> [Page]:
--- begin ---
The three interludes by Mark Bowden were drawn from an as yet unnamed opera commissioned by the Welsh National Opera and were in the nature of a suite designed to show off the orchestral sections of the score which revolves around a city beneath the sea in a dystopian future. The excerpts totalled around half the length of the announced twenty minutes but did form a suitable set of illustrative passages. The composer informed us that the three sections were intended to form part of a set of six interludes, although he went out of the way to disclaim any parallels with Britten’s Sea Interludes from Peter Grimes. Of the three pieces here, the second Shore movement was particularly effective as an illustration of a desolate polluted wasteland and will doubtless seize the attention of an opera audience in the theatre.
Hoddinott’s Dragon Fire, originally commissioned for the 70th anniversary of this orchestra, was a similarly theatrical work. I remarked, when reviewing a performance for this site back in 2014, that it sounded somewhat like a soundtrack for an imaginary film—and the score had a decidedly dramatic impact. Here B Tommy Andersson emphasised the structural integrity of the music as well, and what had seemed before like purely atmospheric effects on the wind machine and thunder sheet assumed their place as an integral component of the percussion section. Indeed, the work is to all intents and purposes a percussion concerto for multiple players, as well as having smaller units linked together in a three-movement pattern. The central slow section develops a melodic string cantilena which gathers real emotional force, and again one suspects the presence of an undeclared programme underlying the notes. This is Hoddinott’s score which really deserves a commercial recording…
… as does Mared Emlyn’s Porthor. The piece is based on the famous ‘whistling sands’ of the beach in North Wales which (given the right conditions) will squeak beneath the feet of those who walk on it. The main material is a very beautiful rhapsodic contemplation of nature launched by the cor anglais, and this is contrasted with percussive textures which—the composer informed us in a discussion with Steph Power—were intended to convey the grains of sand rubbing against each other. The dark textures and the light are superbly well contrasted in what becomes in effect an example of that supposedly dying musical form, the tone poem. I am sure that this piece, given sufficient exposure, would establish itself in the mainstream repertory of orchestras outside Wales. It should be given that opportunity.
--- end ---
> [Short problem 1]:
In the review, why does Mared Emlyn's Porthor contain percussive textures alongside the cor anglais material? Answer in one to three sentences.
> [Short problem 2]:
Reproduce the stretch of the review from "The three interludes" through "in the theatre.", keeping every word as it appears.
These lines have no connection to the review.

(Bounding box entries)
--- begin ---
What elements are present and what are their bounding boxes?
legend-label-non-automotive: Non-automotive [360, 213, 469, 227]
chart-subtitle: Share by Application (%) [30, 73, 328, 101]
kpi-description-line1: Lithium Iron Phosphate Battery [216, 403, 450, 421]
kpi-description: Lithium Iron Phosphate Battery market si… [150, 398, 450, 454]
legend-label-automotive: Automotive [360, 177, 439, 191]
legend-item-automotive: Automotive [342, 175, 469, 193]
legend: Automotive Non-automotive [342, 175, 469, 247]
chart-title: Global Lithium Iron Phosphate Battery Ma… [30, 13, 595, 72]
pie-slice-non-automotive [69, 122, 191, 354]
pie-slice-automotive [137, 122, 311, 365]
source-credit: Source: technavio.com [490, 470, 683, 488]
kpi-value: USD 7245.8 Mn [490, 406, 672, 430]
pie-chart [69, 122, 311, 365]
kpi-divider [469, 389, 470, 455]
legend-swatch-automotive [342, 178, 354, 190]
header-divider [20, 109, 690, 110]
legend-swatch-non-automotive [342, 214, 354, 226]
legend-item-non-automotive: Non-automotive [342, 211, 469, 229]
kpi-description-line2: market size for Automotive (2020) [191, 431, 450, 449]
--- end ---
> [Response 1]:
The composer said the percussive textures were meant to convey grains of sand rubbing against each other. The piece is based on the "whistling sands" of a North Wales beach, which can squeak underfoot. These textures contrast with the rhapsodic contemplation of nature that the cor anglais begins.

> [Response 2]:
The three interludes by Mark Bowden were drawn from an as yet unnamed opera commissioned by the Welsh National Opera and were in the nature of a suite designed to show off the orchestral sections of the score which revolves around a city beneath the sea in a dystopian future. The excerpts totalled around half the length of the announced twenty minutes but did form a suitable set of illustrative passages. The composer informed us that the three sections were intended to form part of a set of six interludes, although he went out of the way to disclaim any parallels with Britten’s Sea Interludes from Peter Grimes. Of the three pieces here, the second Shore movement was particularly effective as an illustration of a desolate polluted wasteland and will doubtless seize the attention of an opera audience in the theatre.